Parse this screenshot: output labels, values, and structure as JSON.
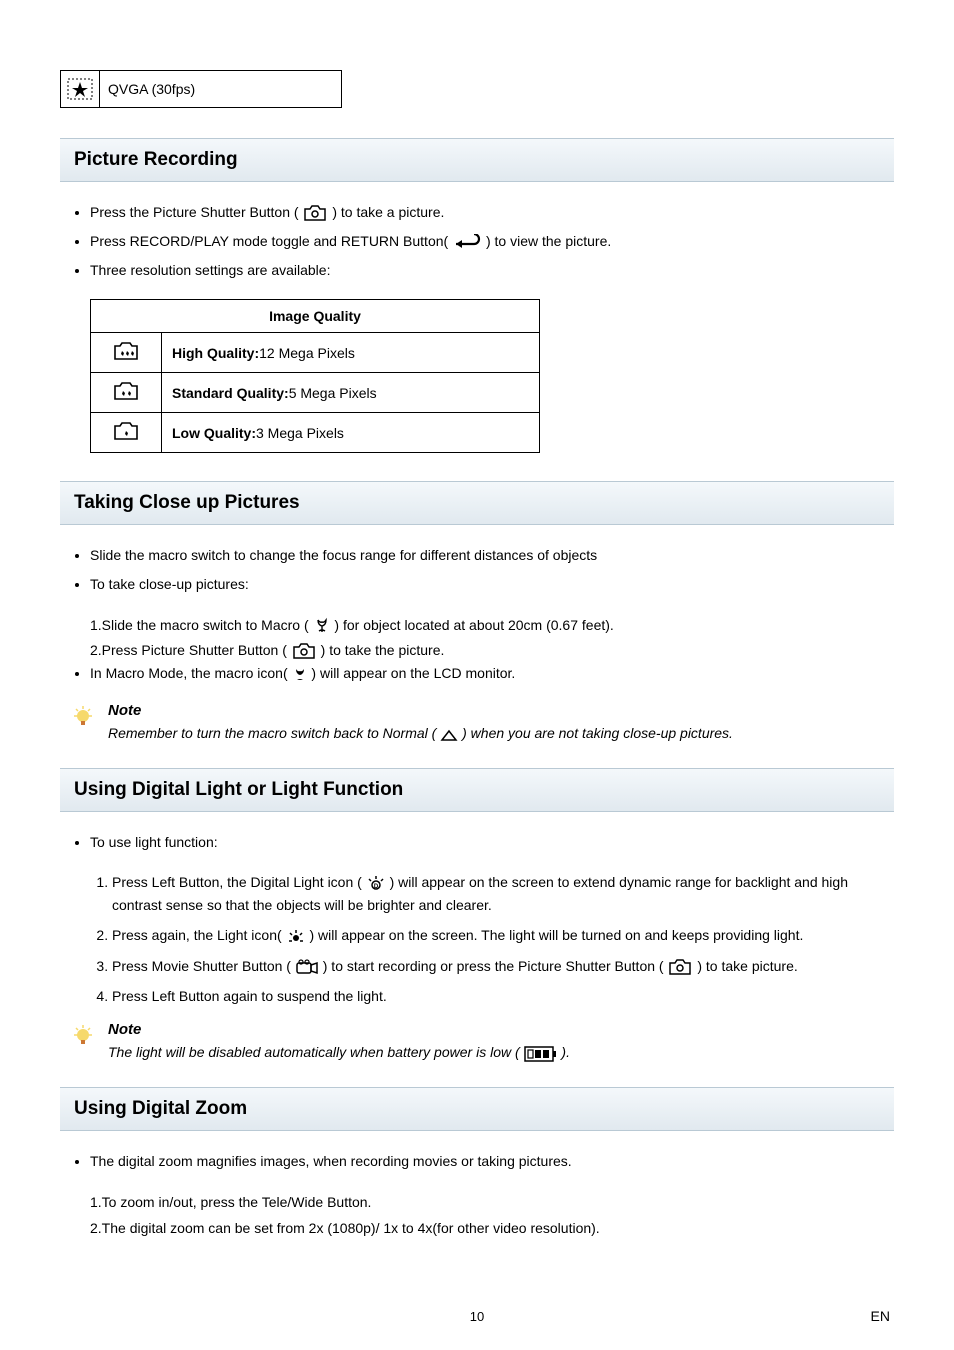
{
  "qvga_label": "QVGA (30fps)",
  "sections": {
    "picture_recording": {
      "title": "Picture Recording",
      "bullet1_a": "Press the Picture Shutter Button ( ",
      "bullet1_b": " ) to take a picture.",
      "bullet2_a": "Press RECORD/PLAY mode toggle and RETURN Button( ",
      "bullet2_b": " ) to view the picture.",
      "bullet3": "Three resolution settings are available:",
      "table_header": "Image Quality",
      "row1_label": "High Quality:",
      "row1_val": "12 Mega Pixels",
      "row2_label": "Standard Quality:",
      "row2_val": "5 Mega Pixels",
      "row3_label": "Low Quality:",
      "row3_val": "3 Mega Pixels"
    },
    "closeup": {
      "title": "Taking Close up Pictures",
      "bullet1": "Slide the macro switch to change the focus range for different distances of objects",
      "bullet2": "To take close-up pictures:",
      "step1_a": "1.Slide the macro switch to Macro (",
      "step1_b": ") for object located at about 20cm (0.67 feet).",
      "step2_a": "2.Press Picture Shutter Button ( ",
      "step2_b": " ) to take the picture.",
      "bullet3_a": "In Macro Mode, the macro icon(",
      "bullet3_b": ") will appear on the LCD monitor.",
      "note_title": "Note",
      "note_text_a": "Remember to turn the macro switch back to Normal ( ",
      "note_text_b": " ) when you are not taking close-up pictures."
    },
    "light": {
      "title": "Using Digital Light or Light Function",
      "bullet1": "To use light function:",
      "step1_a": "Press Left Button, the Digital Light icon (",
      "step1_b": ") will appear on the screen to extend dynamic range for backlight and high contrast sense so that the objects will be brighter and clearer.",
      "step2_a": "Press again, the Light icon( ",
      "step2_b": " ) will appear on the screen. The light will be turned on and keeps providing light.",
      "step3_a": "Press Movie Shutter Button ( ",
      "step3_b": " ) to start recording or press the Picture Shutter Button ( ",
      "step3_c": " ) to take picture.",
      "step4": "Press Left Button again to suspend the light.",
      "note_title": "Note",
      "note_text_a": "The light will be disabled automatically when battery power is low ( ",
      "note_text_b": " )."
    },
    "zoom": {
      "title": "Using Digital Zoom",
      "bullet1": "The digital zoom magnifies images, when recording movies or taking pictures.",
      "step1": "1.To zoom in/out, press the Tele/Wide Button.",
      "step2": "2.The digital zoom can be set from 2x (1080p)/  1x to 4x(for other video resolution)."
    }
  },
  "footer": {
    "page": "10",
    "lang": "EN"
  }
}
__________
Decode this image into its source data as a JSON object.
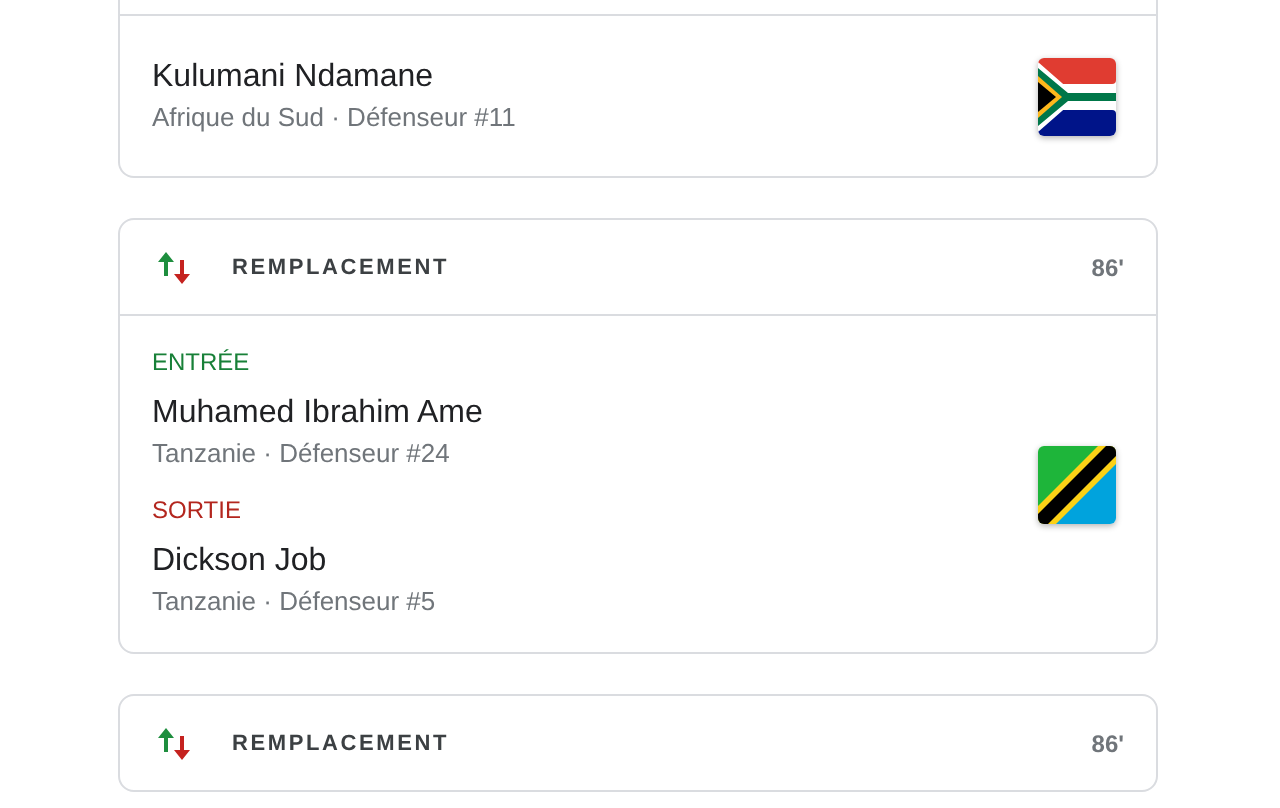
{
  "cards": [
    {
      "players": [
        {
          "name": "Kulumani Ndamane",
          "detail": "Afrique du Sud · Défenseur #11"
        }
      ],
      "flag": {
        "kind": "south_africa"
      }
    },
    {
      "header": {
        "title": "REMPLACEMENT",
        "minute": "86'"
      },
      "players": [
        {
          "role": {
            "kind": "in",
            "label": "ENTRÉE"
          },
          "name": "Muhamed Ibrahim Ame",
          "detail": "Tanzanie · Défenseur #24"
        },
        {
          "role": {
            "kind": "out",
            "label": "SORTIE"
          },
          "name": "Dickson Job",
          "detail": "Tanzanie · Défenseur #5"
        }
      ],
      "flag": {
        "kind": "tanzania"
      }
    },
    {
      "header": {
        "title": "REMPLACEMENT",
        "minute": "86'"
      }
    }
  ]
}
__________
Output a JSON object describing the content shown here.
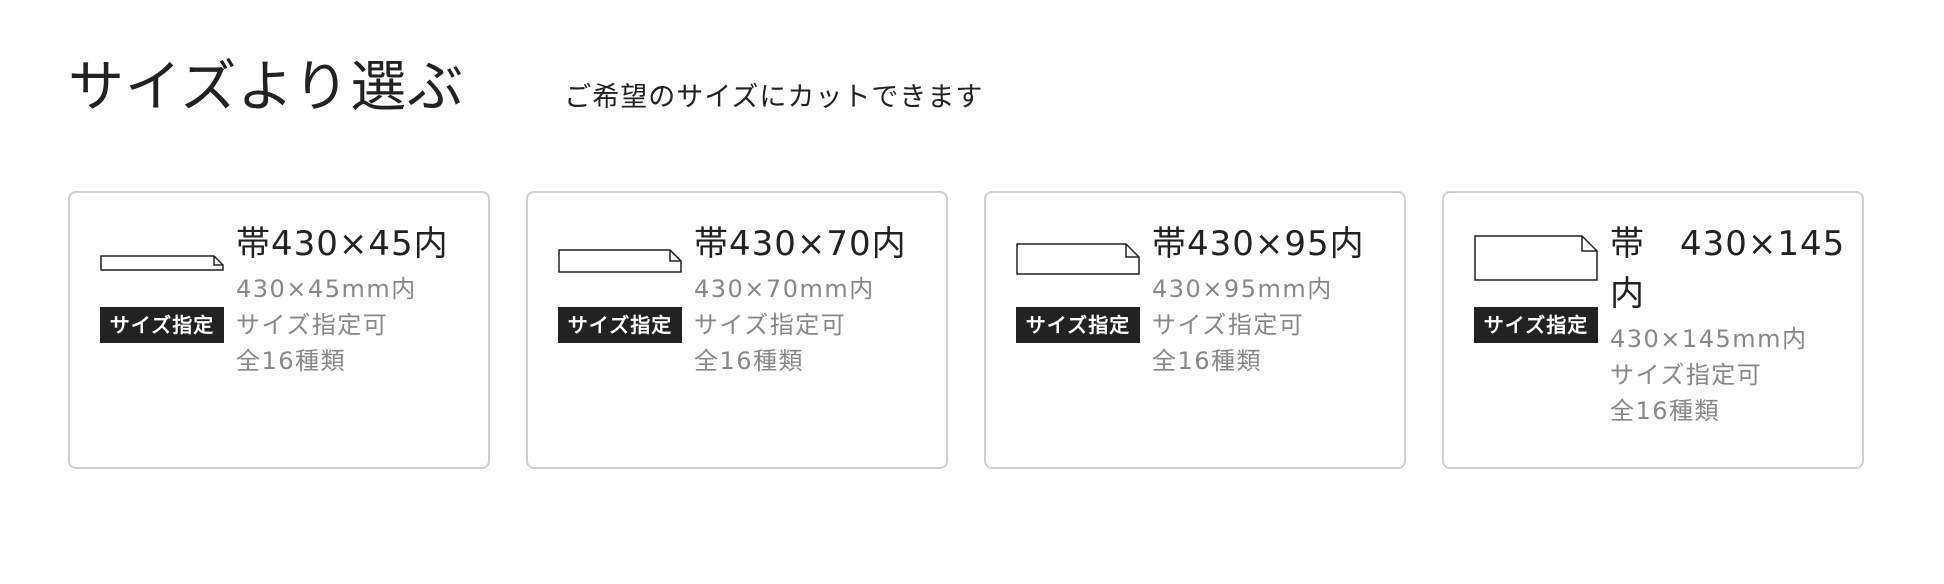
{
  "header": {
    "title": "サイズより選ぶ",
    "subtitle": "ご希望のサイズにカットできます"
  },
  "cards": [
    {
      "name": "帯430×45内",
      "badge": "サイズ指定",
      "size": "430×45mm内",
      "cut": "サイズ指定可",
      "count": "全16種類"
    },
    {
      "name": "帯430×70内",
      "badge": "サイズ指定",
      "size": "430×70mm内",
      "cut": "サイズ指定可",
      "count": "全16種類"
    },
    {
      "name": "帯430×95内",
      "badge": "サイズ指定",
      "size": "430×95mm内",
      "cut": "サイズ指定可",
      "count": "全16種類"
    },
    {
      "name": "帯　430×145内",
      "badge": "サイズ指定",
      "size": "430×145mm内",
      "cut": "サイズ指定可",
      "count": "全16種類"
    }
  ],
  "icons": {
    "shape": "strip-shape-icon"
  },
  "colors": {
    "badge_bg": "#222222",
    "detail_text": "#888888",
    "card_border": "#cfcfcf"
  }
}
__________
■ **Goal**:
Check every line of the records above for the string "Tanzanie" and say how many contain it, giving the number alone.

■ **Task result**:
2